[Records drawn from a dataset]
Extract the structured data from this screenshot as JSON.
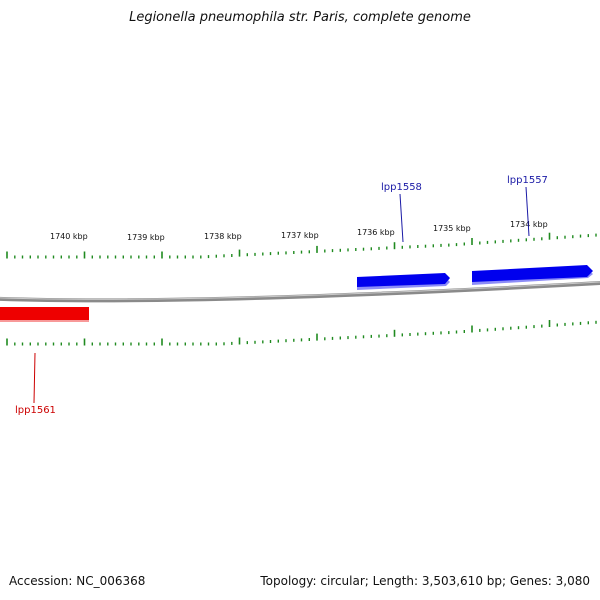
{
  "title": "Legionella pneumophila str. Paris, complete genome",
  "footer": {
    "accession": "Accession: NC_006368",
    "summary": "Topology: circular; Length: 3,503,610 bp; Genes: 3,080"
  },
  "colors": {
    "backbone": "#8a8a8a",
    "ticks": "#1f8a1f",
    "forward_gene": "#0000ee",
    "reverse_gene": "#ee0000",
    "forward_label": "#1a1aa6",
    "reverse_label": "#cc0000"
  },
  "scale_labels": [
    {
      "text": "1740 kbp",
      "kbp": 1740
    },
    {
      "text": "1739 kbp",
      "kbp": 1739
    },
    {
      "text": "1738 kbp",
      "kbp": 1738
    },
    {
      "text": "1737 kbp",
      "kbp": 1737
    },
    {
      "text": "1736 kbp",
      "kbp": 1736
    },
    {
      "text": "1735 kbp",
      "kbp": 1735
    },
    {
      "text": "1734 kbp",
      "kbp": 1734
    }
  ],
  "genes": [
    {
      "name": "lpp1558",
      "strand": "forward"
    },
    {
      "name": "lpp1557",
      "strand": "forward"
    },
    {
      "name": "lpp1561",
      "strand": "reverse"
    }
  ]
}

■ **Aim of the exercise**
No picture belongs in the answer, but every word of the records above does, exactly as given.

■ **Result**
Extract the structured data from this screenshot as JSON.
{
  "title": "Legionella pneumophila str. Paris, complete genome",
  "footer": {
    "accession": "Accession: NC_006368",
    "summary": "Topology: circular; Length: 3,503,610 bp; Genes: 3,080"
  },
  "colors": {
    "backbone": "#8a8a8a",
    "ticks": "#1f8a1f",
    "forward_gene": "#0000ee",
    "reverse_gene": "#ee0000",
    "forward_label": "#1a1aa6",
    "reverse_label": "#cc0000"
  },
  "scale_labels": [
    {
      "text": "1740 kbp",
      "kbp": 1740
    },
    {
      "text": "1739 kbp",
      "kbp": 1739
    },
    {
      "text": "1738 kbp",
      "kbp": 1738
    },
    {
      "text": "1737 kbp",
      "kbp": 1737
    },
    {
      "text": "1736 kbp",
      "kbp": 1736
    },
    {
      "text": "1735 kbp",
      "kbp": 1735
    },
    {
      "text": "1734 kbp",
      "kbp": 1734
    }
  ],
  "genes": [
    {
      "name": "lpp1558",
      "strand": "forward"
    },
    {
      "name": "lpp1557",
      "strand": "forward"
    },
    {
      "name": "lpp1561",
      "strand": "reverse"
    }
  ]
}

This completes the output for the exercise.